▸ REQUIRED TASK
Read the records below and copy each line that contains "feeling".

[Dataset records]
################

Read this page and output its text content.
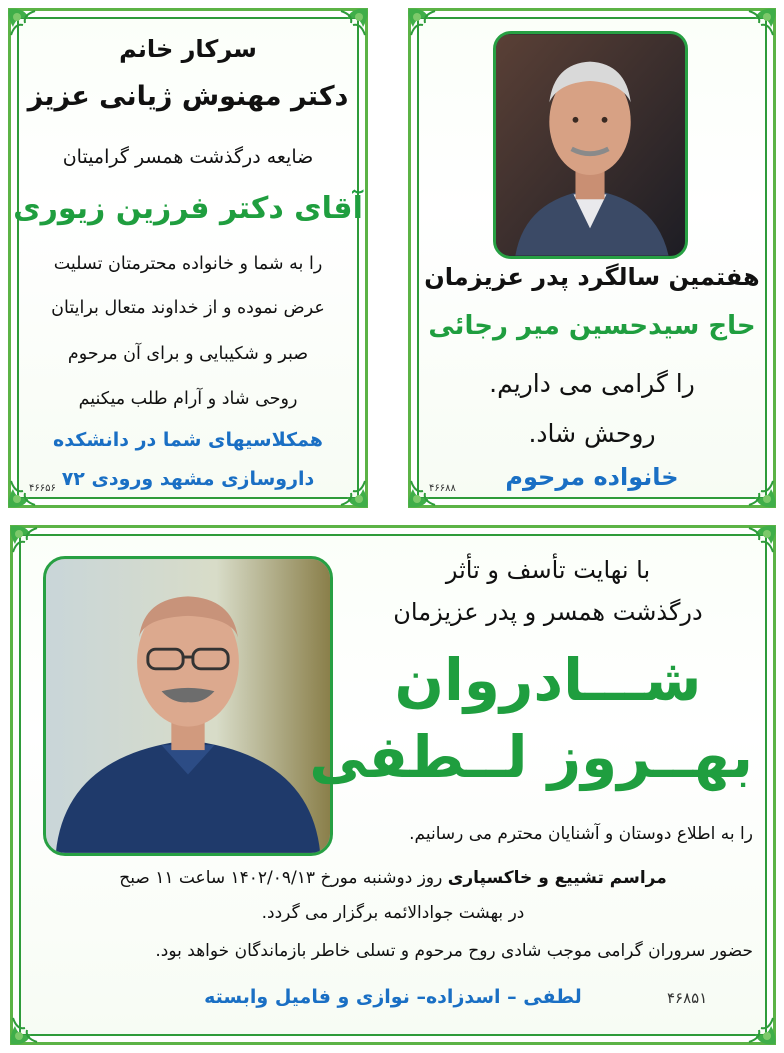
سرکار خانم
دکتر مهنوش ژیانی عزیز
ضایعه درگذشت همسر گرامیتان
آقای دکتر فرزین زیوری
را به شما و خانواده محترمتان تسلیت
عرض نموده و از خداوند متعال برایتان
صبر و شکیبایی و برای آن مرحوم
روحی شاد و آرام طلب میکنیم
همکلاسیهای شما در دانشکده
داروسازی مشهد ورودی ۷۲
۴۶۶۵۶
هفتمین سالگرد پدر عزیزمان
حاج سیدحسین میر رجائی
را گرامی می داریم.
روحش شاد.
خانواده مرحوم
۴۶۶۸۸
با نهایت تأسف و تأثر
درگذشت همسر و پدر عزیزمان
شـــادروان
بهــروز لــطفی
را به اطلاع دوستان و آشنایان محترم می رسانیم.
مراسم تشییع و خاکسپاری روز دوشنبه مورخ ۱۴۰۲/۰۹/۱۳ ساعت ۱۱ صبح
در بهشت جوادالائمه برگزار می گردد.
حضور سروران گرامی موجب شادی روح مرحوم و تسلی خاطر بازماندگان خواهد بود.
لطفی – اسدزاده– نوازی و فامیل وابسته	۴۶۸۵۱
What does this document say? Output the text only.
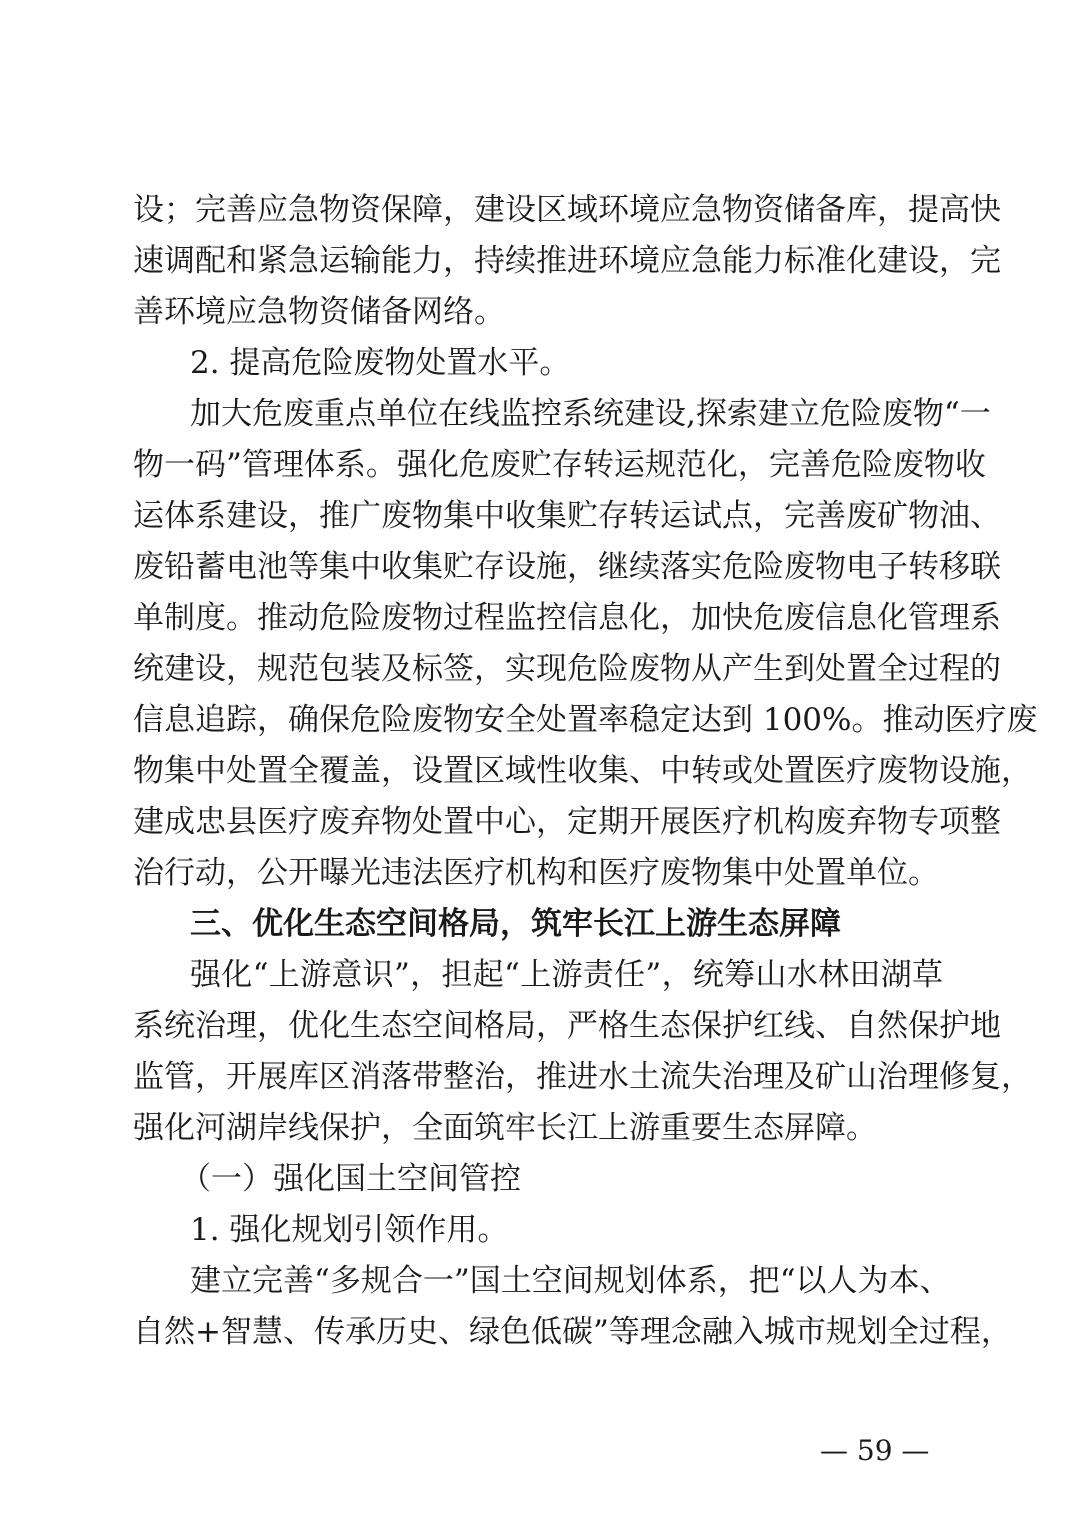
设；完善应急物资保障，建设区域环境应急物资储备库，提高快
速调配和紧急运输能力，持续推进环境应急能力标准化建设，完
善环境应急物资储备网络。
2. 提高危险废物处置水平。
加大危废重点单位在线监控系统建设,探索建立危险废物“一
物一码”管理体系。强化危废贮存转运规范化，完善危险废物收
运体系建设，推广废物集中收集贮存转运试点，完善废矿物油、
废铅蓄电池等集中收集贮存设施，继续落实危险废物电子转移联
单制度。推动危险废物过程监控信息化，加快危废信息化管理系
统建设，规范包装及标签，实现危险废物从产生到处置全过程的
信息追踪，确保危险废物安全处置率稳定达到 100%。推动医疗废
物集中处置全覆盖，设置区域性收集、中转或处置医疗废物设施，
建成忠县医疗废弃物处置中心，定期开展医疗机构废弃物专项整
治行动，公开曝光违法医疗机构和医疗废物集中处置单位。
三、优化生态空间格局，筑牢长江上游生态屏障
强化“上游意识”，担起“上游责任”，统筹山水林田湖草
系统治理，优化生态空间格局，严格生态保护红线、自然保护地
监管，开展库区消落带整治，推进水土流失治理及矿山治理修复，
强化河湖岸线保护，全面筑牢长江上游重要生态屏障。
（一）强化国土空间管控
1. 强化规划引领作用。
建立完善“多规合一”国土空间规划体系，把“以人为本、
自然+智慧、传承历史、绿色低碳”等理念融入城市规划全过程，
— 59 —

################

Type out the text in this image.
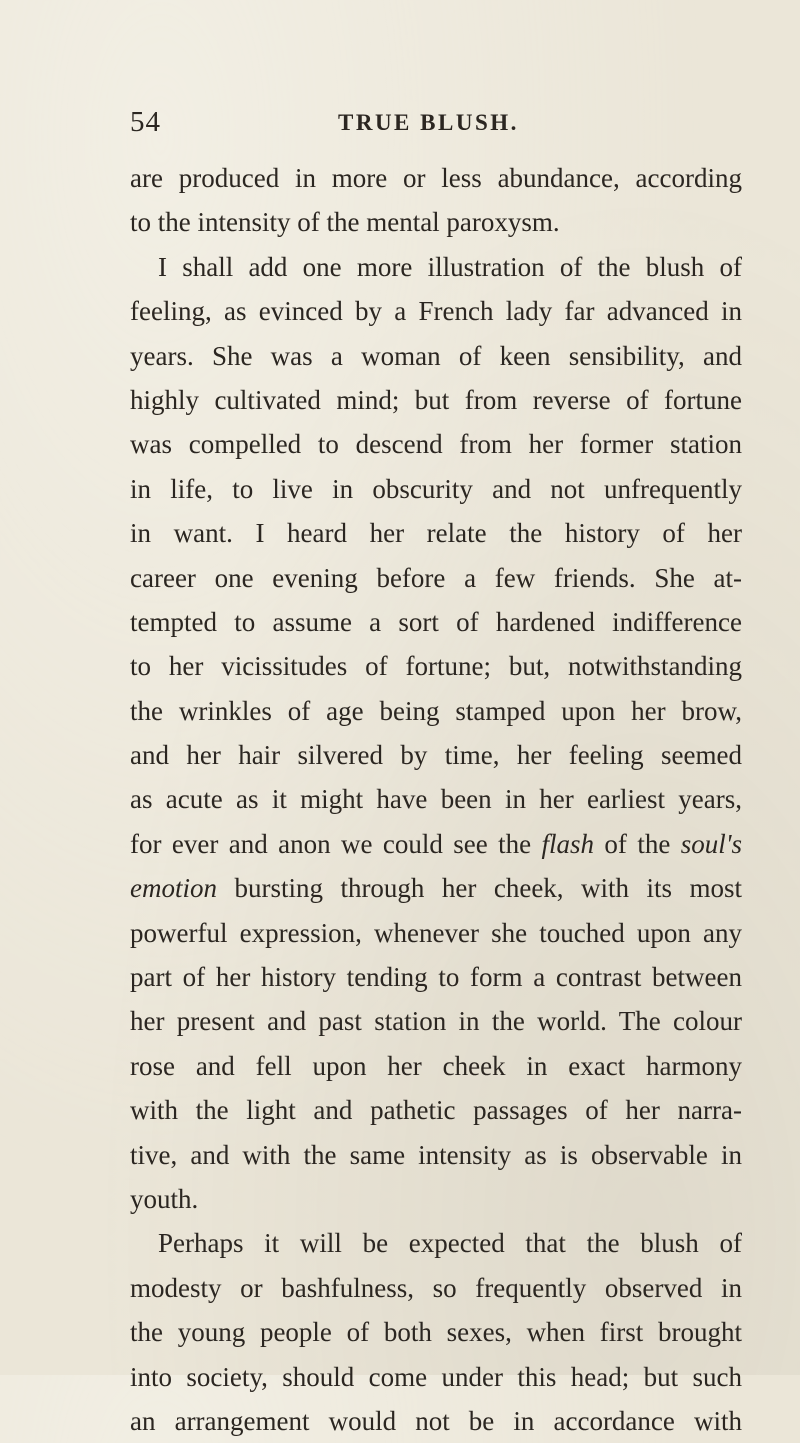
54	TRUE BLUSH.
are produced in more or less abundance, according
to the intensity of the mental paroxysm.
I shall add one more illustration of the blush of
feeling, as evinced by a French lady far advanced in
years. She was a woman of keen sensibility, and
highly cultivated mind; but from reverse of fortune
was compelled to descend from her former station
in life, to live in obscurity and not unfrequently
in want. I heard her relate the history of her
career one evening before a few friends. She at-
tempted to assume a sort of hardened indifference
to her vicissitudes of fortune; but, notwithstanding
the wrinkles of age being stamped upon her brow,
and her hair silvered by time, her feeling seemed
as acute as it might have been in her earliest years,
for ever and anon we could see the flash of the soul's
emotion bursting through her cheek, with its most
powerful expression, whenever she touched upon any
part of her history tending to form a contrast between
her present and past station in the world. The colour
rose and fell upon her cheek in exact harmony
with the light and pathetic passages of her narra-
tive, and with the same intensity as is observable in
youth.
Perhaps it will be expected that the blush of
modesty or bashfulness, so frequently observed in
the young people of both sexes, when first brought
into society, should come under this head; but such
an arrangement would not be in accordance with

################

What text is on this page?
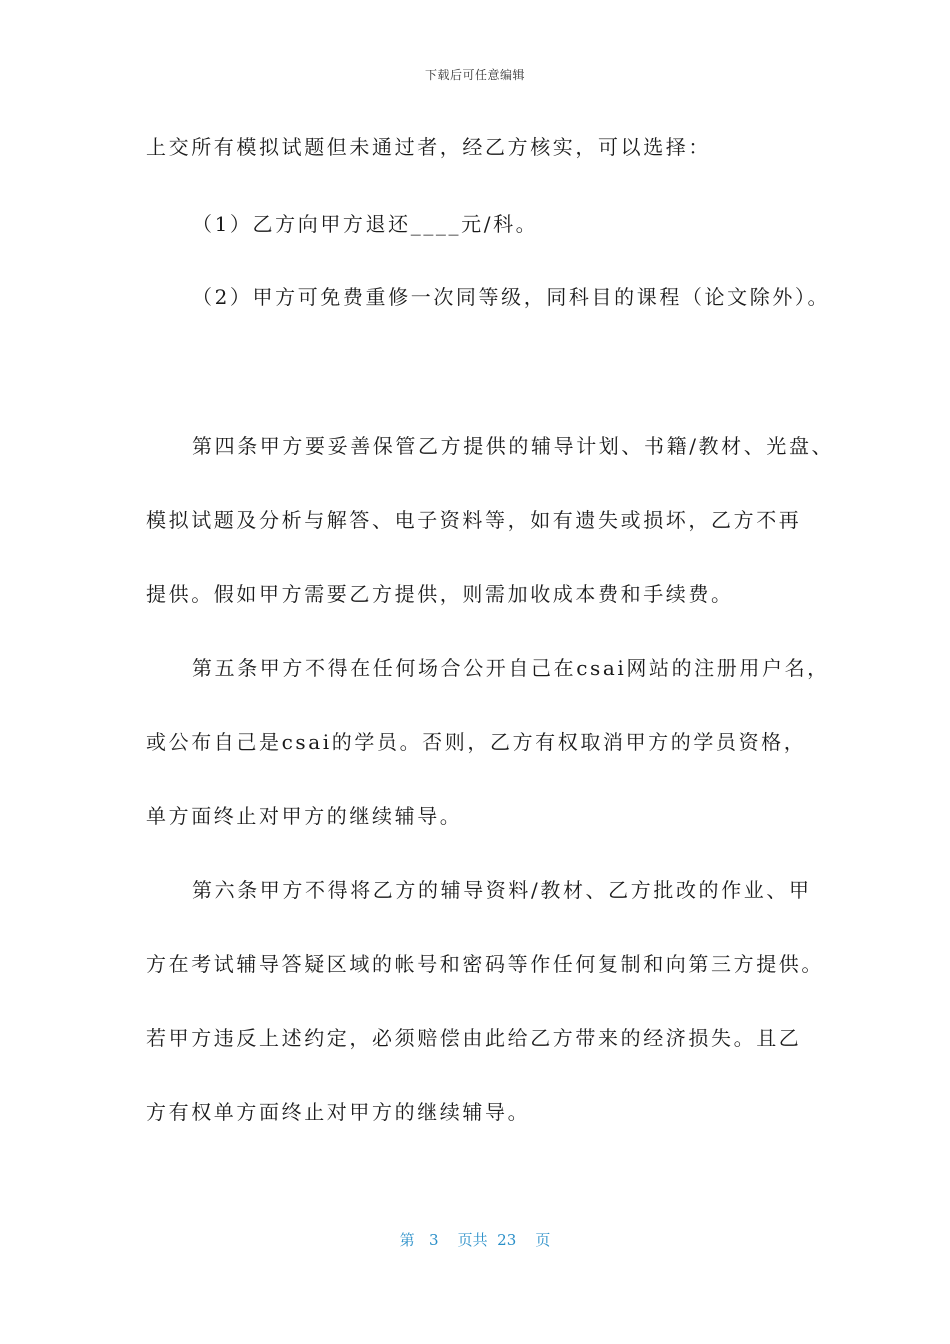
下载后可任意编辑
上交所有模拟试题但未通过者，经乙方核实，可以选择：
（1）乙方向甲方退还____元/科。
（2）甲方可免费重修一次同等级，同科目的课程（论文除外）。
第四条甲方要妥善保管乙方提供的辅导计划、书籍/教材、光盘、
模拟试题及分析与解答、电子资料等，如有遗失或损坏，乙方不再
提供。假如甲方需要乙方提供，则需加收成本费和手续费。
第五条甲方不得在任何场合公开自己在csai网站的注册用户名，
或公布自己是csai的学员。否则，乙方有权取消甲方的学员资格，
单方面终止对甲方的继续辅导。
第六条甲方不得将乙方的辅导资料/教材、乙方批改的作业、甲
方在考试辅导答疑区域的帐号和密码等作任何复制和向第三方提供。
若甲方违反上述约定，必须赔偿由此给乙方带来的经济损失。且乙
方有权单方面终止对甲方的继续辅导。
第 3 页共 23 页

################

▸ THE REPLY
feeling, as evinced by a French lady far advanced in
and her hair silvered by time, her feeling seemed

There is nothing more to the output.